Required task:
Format the lines from the start of the items through the line that contains "x-tick-label: 60 <box>328 454 358 487</box>" as a Markdown table with two columns, Row (the line's number, counting from 1) and Line (the line itself). Leave out any blank lines.

Recorded data:
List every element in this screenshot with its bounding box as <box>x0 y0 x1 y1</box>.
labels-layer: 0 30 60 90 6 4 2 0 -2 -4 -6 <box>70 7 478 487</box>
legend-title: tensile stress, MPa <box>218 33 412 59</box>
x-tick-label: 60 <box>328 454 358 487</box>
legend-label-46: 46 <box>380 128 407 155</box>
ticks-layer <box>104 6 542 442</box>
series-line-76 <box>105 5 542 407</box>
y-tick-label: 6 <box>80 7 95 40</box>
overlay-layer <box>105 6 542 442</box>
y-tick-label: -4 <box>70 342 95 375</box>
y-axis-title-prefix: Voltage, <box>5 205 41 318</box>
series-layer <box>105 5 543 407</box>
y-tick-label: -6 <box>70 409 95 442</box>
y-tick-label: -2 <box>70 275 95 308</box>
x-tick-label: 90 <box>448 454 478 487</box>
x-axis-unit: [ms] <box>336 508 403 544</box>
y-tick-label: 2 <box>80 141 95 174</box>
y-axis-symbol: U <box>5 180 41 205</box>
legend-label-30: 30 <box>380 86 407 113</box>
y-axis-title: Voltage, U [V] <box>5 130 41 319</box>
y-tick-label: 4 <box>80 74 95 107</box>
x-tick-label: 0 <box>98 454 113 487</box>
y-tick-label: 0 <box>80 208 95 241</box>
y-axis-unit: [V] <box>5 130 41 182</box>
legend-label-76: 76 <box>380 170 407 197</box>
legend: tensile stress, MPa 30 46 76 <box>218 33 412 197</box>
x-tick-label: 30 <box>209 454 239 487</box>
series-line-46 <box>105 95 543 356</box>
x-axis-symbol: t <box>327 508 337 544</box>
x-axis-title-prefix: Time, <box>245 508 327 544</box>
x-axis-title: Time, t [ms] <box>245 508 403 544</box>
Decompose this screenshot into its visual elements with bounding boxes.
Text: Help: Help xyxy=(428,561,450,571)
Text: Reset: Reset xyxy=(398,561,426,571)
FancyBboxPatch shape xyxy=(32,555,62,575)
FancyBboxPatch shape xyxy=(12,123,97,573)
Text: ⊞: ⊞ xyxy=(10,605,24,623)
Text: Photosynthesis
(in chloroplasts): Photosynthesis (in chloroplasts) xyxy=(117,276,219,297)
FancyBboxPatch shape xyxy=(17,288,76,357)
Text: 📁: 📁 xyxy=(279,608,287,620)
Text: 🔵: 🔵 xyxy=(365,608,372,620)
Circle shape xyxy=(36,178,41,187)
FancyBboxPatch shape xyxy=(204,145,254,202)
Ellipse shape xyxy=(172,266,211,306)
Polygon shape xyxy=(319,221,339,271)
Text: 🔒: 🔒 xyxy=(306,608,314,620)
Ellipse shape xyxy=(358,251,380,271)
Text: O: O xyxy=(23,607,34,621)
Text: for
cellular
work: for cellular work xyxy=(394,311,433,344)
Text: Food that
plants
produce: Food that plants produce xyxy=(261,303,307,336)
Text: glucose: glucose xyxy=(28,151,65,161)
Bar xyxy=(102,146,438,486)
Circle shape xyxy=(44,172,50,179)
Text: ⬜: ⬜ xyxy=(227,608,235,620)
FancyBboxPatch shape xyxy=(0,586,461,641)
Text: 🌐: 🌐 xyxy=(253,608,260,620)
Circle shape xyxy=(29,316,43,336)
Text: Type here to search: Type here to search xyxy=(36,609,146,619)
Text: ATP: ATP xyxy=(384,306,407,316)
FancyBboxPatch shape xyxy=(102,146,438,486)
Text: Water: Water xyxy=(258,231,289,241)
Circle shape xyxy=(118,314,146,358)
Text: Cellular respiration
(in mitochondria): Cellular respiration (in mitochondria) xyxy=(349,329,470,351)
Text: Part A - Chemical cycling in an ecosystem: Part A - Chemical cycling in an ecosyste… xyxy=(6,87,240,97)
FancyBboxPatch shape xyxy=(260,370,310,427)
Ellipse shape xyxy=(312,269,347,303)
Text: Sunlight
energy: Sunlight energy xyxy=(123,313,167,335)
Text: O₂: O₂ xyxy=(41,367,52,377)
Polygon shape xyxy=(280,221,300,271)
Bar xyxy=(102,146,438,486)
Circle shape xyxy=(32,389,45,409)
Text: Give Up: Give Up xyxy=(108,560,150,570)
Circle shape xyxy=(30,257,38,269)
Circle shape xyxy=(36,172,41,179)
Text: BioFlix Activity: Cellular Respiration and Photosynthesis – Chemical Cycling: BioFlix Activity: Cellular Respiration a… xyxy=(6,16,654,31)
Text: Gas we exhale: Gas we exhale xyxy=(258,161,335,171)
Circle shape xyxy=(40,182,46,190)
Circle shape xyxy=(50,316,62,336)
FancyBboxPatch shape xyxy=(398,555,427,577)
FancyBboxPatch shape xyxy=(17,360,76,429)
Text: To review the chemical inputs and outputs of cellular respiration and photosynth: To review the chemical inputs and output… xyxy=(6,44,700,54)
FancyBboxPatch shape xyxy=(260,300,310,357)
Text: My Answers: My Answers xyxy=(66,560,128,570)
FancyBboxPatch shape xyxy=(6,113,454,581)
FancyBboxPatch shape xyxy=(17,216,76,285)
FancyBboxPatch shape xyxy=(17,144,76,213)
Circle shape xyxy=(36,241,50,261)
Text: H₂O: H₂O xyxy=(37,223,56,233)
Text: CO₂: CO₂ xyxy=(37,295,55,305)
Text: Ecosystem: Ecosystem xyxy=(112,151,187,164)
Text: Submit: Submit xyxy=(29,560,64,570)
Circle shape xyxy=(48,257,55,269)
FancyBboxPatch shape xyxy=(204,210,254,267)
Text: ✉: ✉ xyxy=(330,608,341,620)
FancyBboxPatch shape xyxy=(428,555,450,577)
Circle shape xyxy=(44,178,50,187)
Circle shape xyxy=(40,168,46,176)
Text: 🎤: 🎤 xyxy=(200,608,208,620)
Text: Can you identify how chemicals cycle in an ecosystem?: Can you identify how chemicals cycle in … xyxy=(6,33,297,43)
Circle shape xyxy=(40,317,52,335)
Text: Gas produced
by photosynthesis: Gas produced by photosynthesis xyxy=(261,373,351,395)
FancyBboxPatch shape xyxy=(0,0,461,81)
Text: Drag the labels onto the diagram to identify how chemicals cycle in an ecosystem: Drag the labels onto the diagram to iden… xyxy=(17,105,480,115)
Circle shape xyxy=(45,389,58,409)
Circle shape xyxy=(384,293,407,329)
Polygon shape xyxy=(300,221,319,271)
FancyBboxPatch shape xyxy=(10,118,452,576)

Finished exercise:
| Row | Line |
|---|---|
| 1 | List every element in this screenshot with its bounding box as <box>x0 y0 x1 y1</box>. |
| 2 | labels-layer: 0 30 60 90 6 4 2 0 -2 -4 -6 <box>70 7 478 487</box> |
| 3 | legend-title: tensile stress, MPa <box>218 33 412 59</box> |
| 4 | x-tick-label: 60 <box>328 454 358 487</box> |